* **TASK DIRECTIONS**:
The listing below must be repeated word for word, with its images excluded.

═══ ROWS

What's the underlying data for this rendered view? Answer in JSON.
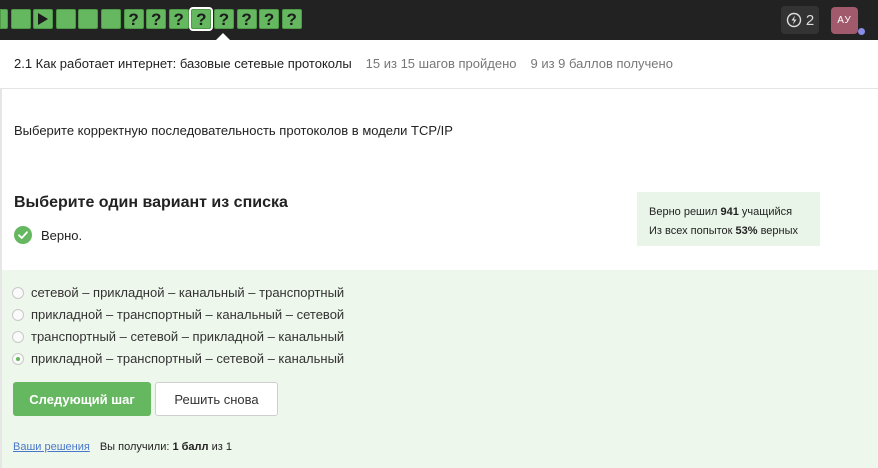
{
  "steps": [
    {
      "kind": "blank",
      "label": ""
    },
    {
      "kind": "blank",
      "label": ""
    },
    {
      "kind": "video",
      "label": ""
    },
    {
      "kind": "blank",
      "label": ""
    },
    {
      "kind": "blank",
      "label": ""
    },
    {
      "kind": "blank",
      "label": ""
    },
    {
      "kind": "quiz",
      "label": "?"
    },
    {
      "kind": "quiz",
      "label": "?"
    },
    {
      "kind": "quiz",
      "label": "?"
    },
    {
      "kind": "quiz",
      "label": "?",
      "current": true
    },
    {
      "kind": "quiz",
      "label": "?"
    },
    {
      "kind": "quiz",
      "label": "?"
    },
    {
      "kind": "quiz",
      "label": "?"
    },
    {
      "kind": "quiz",
      "label": "?"
    }
  ],
  "header": {
    "xp_count": "2",
    "avatar_initials": "АУ"
  },
  "breadcrumb": {
    "lesson": "2.1 Как работает интернет: базовые сетевые протоколы",
    "steps_progress": "15 из 15 шагов пройдено",
    "points": "9 из 9 баллов  получено"
  },
  "question": "Выберите корректную последовательность протоколов в модели TCP/IP",
  "choose_title": "Выберите один вариант из списка",
  "verdict": "Верно.",
  "stats": {
    "line1_prefix": "Верно решил ",
    "line1_value": "941",
    "line1_suffix": " учащийся",
    "line2_prefix": "Из всех попыток ",
    "line2_value": "53%",
    "line2_suffix": " верных"
  },
  "options": [
    {
      "label": "сетевой – прикладной – канальный – транспортный",
      "selected": false
    },
    {
      "label": "прикладной – транспортный – канальный – сетевой",
      "selected": false
    },
    {
      "label": "транспортный – сетевой – прикладной – канальный",
      "selected": false
    },
    {
      "label": "прикладной – транспортный – сетевой – канальный",
      "selected": true
    }
  ],
  "buttons": {
    "next": "Следующий шаг",
    "retry": "Решить снова"
  },
  "footer": {
    "solutions_link": "Ваши решения",
    "result_prefix": "Вы получили: ",
    "result_value": "1 балл",
    "result_suffix": " из 1"
  },
  "colors": {
    "accent_green": "#66b860",
    "topbar": "#222222",
    "options_bg": "#eef7ec",
    "link": "#4a78c8"
  }
}
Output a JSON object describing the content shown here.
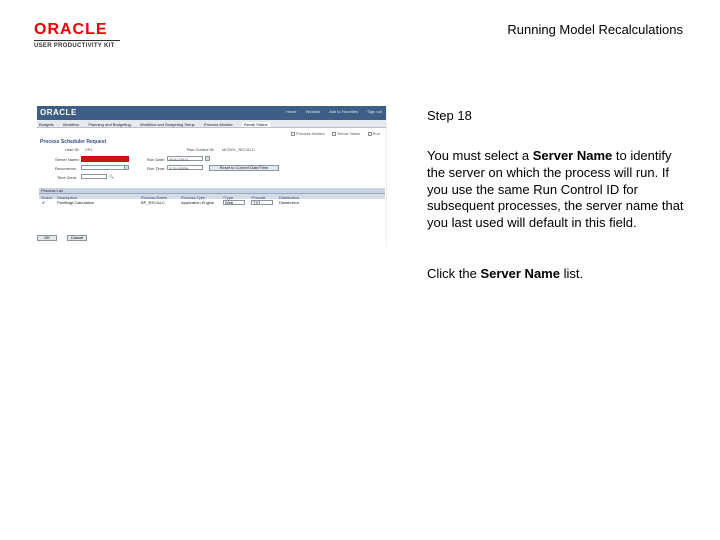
{
  "header": {
    "logo_main": "ORACLE",
    "logo_sub": "USER PRODUCTIVITY KIT",
    "title": "Running Model Recalculations"
  },
  "screenshot": {
    "app_logo": "ORACLE",
    "topbar_links": [
      "Home",
      "Worklist",
      "Add to Favorites",
      "Sign out"
    ],
    "menu_tabs": [
      "Budgets",
      "Workflow",
      "Planning and Budgeting",
      "Workflow and Budgeting Setup",
      "Process Monitor",
      "Recall Status"
    ],
    "options": [
      "Process Monitor",
      "Server Name",
      "Run"
    ],
    "page_title": "Process Scheduler Request",
    "form": {
      "user_id_label": "User ID:",
      "user_id_value": "VP1",
      "run_control_label": "Run Control ID:",
      "run_control_value": "MODEL_RECALC",
      "server_name_label": "Server Name:",
      "run_date_label": "Run Date:",
      "run_date_value": "09/11/2011",
      "recurrence_label": "Recurrence:",
      "run_time_label": "Run Time:",
      "run_time_value": "3:29:30PM",
      "time_zone_label": "Time Zone:",
      "reset_button": "Reset to Current Date/Time"
    },
    "process_list": {
      "title": "Process List",
      "columns": [
        "Select",
        "Description",
        "Process Name",
        "Process Type",
        "*Type",
        "*Format",
        "Distribution"
      ],
      "rows": [
        {
          "select": "✔",
          "description": "PlanBdgt Calculation",
          "process_name": "BP_RECALC",
          "process_type": "Application Engine",
          "type": "Web",
          "format": "TXT",
          "distribution": "Distribution"
        }
      ]
    },
    "ok_button": "OK",
    "cancel_button": "Cancel"
  },
  "instructions": {
    "step": "Step 18",
    "text_1": "You must select a ",
    "bold_1": "Server Name",
    "text_2": " to identify the server on which the process will run. If you use the same Run Control ID for subsequent processes, the server name that you last used will default in this field.",
    "click_prefix": "Click the ",
    "click_bold": "Server Name",
    "click_suffix": " list."
  },
  "colors": {
    "highlight": "#c41818",
    "topbar": "#3d5f86",
    "logo_red": "#ee0000"
  }
}
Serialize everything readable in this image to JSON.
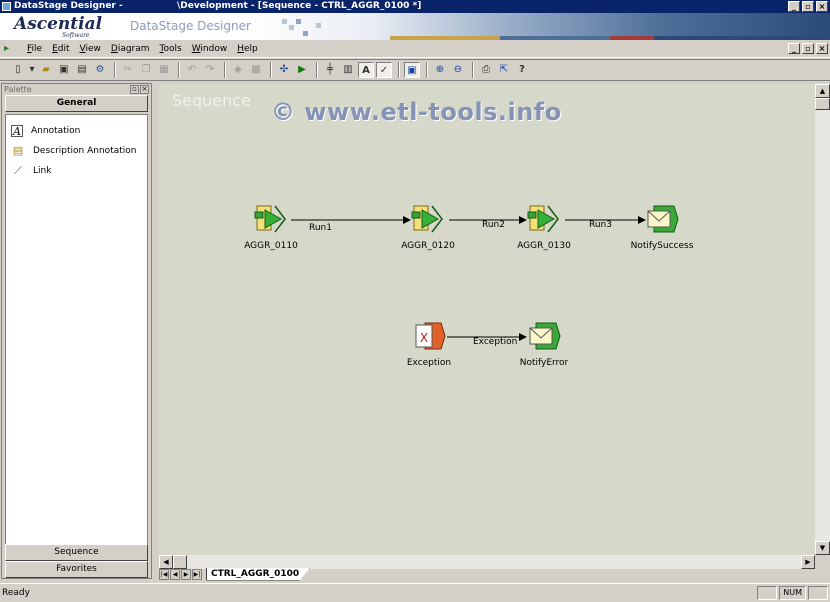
{
  "window": {
    "title_left": "DataStage Designer -",
    "title_right": "\\Development - [Sequence - CTRL_AGGR_0100 *]"
  },
  "banner": {
    "logo": "Ascential",
    "logo_sub": "Software",
    "product": "DataStage Designer"
  },
  "menu": {
    "items": [
      "File",
      "Edit",
      "View",
      "Diagram",
      "Tools",
      "Window",
      "Help"
    ]
  },
  "palette": {
    "title": "Palette",
    "header_tab": "General",
    "items": [
      {
        "label": "Annotation",
        "icon": "annotation-icon"
      },
      {
        "label": "Description Annotation",
        "icon": "description-annotation-icon"
      },
      {
        "label": "Link",
        "icon": "link-icon"
      }
    ],
    "bottom_tabs": [
      "Sequence",
      "Favorites"
    ]
  },
  "canvas": {
    "title": "Sequence",
    "watermark": "© www.etl-tools.info",
    "stages": [
      {
        "id": "aggr_0110",
        "label": "AGGR_0110",
        "type": "job-activity"
      },
      {
        "id": "aggr_0120",
        "label": "AGGR_0120",
        "type": "job-activity"
      },
      {
        "id": "aggr_0130",
        "label": "AGGR_0130",
        "type": "job-activity"
      },
      {
        "id": "notifysuccess",
        "label": "NotifySuccess",
        "type": "notification"
      },
      {
        "id": "exception",
        "label": "Exception",
        "type": "exception-handler"
      },
      {
        "id": "notifyerror",
        "label": "NotifyError",
        "type": "notification"
      }
    ],
    "links": [
      {
        "from": "aggr_0110",
        "to": "aggr_0120",
        "label": "Run1"
      },
      {
        "from": "aggr_0120",
        "to": "aggr_0130",
        "label": "Run2"
      },
      {
        "from": "aggr_0130",
        "to": "notifysuccess",
        "label": "Run3"
      },
      {
        "from": "exception",
        "to": "notifyerror",
        "label": "Exception"
      }
    ],
    "sheet_tab": "CTRL_AGGR_0100",
    "background_color": "#d6d9c9"
  },
  "statusbar": {
    "message": "Ready",
    "num": "NUM"
  },
  "colors": {
    "titlebar": "#0a246a",
    "chrome": "#d4d0c8"
  }
}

══════

* **SOLUTION TO THE PROBLEM**:
What's the underlying data for this rendered view? Answer in JSON.
{
  "steps": [
    {
      "kind": "blank",
      "label": ""
    },
    {
      "kind": "blank",
      "label": ""
    },
    {
      "kind": "video",
      "label": ""
    },
    {
      "kind": "blank",
      "label": ""
    },
    {
      "kind": "blank",
      "label": ""
    },
    {
      "kind": "blank",
      "label": ""
    },
    {
      "kind": "quiz",
      "label": "?"
    },
    {
      "kind": "quiz",
      "label": "?"
    },
    {
      "kind": "quiz",
      "label": "?"
    },
    {
      "kind": "quiz",
      "label": "?",
      "current": true
    },
    {
      "kind": "quiz",
      "label": "?"
    },
    {
      "kind": "quiz",
      "label": "?"
    },
    {
      "kind": "quiz",
      "label": "?"
    },
    {
      "kind": "quiz",
      "label": "?"
    }
  ],
  "header": {
    "xp_count": "2",
    "avatar_initials": "АУ"
  },
  "breadcrumb": {
    "lesson": "2.1 Как работает интернет: базовые сетевые протоколы",
    "steps_progress": "15 из 15 шагов пройдено",
    "points": "9 из 9 баллов  получено"
  },
  "question": "Выберите корректную последовательность протоколов в модели TCP/IP",
  "choose_title": "Выберите один вариант из списка",
  "verdict": "Верно.",
  "stats": {
    "line1_prefix": "Верно решил ",
    "line1_value": "941",
    "line1_suffix": " учащийся",
    "line2_prefix": "Из всех попыток ",
    "line2_value": "53%",
    "line2_suffix": " верных"
  },
  "options": [
    {
      "label": "сетевой – прикладной – канальный – транспортный",
      "selected": false
    },
    {
      "label": "прикладной – транспортный – канальный – сетевой",
      "selected": false
    },
    {
      "label": "транспортный – сетевой – прикладной – канальный",
      "selected": false
    },
    {
      "label": "прикладной – транспортный – сетевой – канальный",
      "selected": true
    }
  ],
  "buttons": {
    "next": "Следующий шаг",
    "retry": "Решить снова"
  },
  "footer": {
    "solutions_link": "Ваши решения",
    "result_prefix": "Вы получили: ",
    "result_value": "1 балл",
    "result_suffix": " из 1"
  },
  "colors": {
    "accent_green": "#66b860",
    "topbar": "#222222",
    "options_bg": "#eef7ec",
    "link": "#4a78c8"
  }
}
Output a JSON object describing the content shown here.
{
  "header": {
    "logo_main": "ORACLE",
    "logo_sub": "USER PRODUCTIVITY KIT",
    "title": "Running Model Recalculations"
  },
  "screenshot": {
    "app_logo": "ORACLE",
    "topbar_links": [
      "Home",
      "Worklist",
      "Add to Favorites",
      "Sign out"
    ],
    "menu_tabs": [
      "Budgets",
      "Workflow",
      "Planning and Budgeting",
      "Workflow and Budgeting Setup",
      "Process Monitor",
      "Recall Status"
    ],
    "options": [
      "Process Monitor",
      "Server Name",
      "Run"
    ],
    "page_title": "Process Scheduler Request",
    "form": {
      "user_id_label": "User ID:",
      "user_id_value": "VP1",
      "run_control_label": "Run Control ID:",
      "run_control_value": "MODEL_RECALC",
      "server_name_label": "Server Name:",
      "run_date_label": "Run Date:",
      "run_date_value": "09/11/2011",
      "recurrence_label": "Recurrence:",
      "run_time_label": "Run Time:",
      "run_time_value": "3:29:30PM",
      "time_zone_label": "Time Zone:",
      "reset_button": "Reset to Current Date/Time"
    },
    "process_list": {
      "title": "Process List",
      "columns": [
        "Select",
        "Description",
        "Process Name",
        "Process Type",
        "*Type",
        "*Format",
        "Distribution"
      ],
      "rows": [
        {
          "select": "✔",
          "description": "PlanBdgt Calculation",
          "process_name": "BP_RECALC",
          "process_type": "Application Engine",
          "type": "Web",
          "format": "TXT",
          "distribution": "Distribution"
        }
      ]
    },
    "ok_button": "OK",
    "cancel_button": "Cancel"
  },
  "instructions": {
    "step": "Step 18",
    "text_1": "You must select a ",
    "bold_1": "Server Name",
    "text_2": " to identify the server on which the process will run. If you use the same Run Control ID for subsequent processes, the server name that you last used will default in this field.",
    "click_prefix": "Click the ",
    "click_bold": "Server Name",
    "click_suffix": " list."
  },
  "colors": {
    "highlight": "#c41818",
    "topbar": "#3d5f86",
    "logo_red": "#ee0000"
  }
}
Serialize everything readable in this image to JSON.
{
  "window": {
    "title_left": "DataStage Designer -",
    "title_right": "\\Development - [Sequence - CTRL_AGGR_0100 *]"
  },
  "banner": {
    "logo": "Ascential",
    "logo_sub": "Software",
    "product": "DataStage Designer"
  },
  "menu": {
    "items": [
      "File",
      "Edit",
      "View",
      "Diagram",
      "Tools",
      "Window",
      "Help"
    ]
  },
  "palette": {
    "title": "Palette",
    "header_tab": "General",
    "items": [
      {
        "label": "Annotation",
        "icon": "annotation-icon"
      },
      {
        "label": "Description Annotation",
        "icon": "description-annotation-icon"
      },
      {
        "label": "Link",
        "icon": "link-icon"
      }
    ],
    "bottom_tabs": [
      "Sequence",
      "Favorites"
    ]
  },
  "canvas": {
    "title": "Sequence",
    "watermark": "© www.etl-tools.info",
    "stages": [
      {
        "id": "aggr_0110",
        "label": "AGGR_0110",
        "type": "job-activity"
      },
      {
        "id": "aggr_0120",
        "label": "AGGR_0120",
        "type": "job-activity"
      },
      {
        "id": "aggr_0130",
        "label": "AGGR_0130",
        "type": "job-activity"
      },
      {
        "id": "notifysuccess",
        "label": "NotifySuccess",
        "type": "notification"
      },
      {
        "id": "exception",
        "label": "Exception",
        "type": "exception-handler"
      },
      {
        "id": "notifyerror",
        "label": "NotifyError",
        "type": "notification"
      }
    ],
    "links": [
      {
        "from": "aggr_0110",
        "to": "aggr_0120",
        "label": "Run1"
      },
      {
        "from": "aggr_0120",
        "to": "aggr_0130",
        "label": "Run2"
      },
      {
        "from": "aggr_0130",
        "to": "notifysuccess",
        "label": "Run3"
      },
      {
        "from": "exception",
        "to": "notifyerror",
        "label": "Exception"
      }
    ],
    "sheet_tab": "CTRL_AGGR_0100",
    "background_color": "#d6d9c9"
  },
  "statusbar": {
    "message": "Ready",
    "num": "NUM"
  },
  "colors": {
    "titlebar": "#0a246a",
    "chrome": "#d4d0c8"
  }
}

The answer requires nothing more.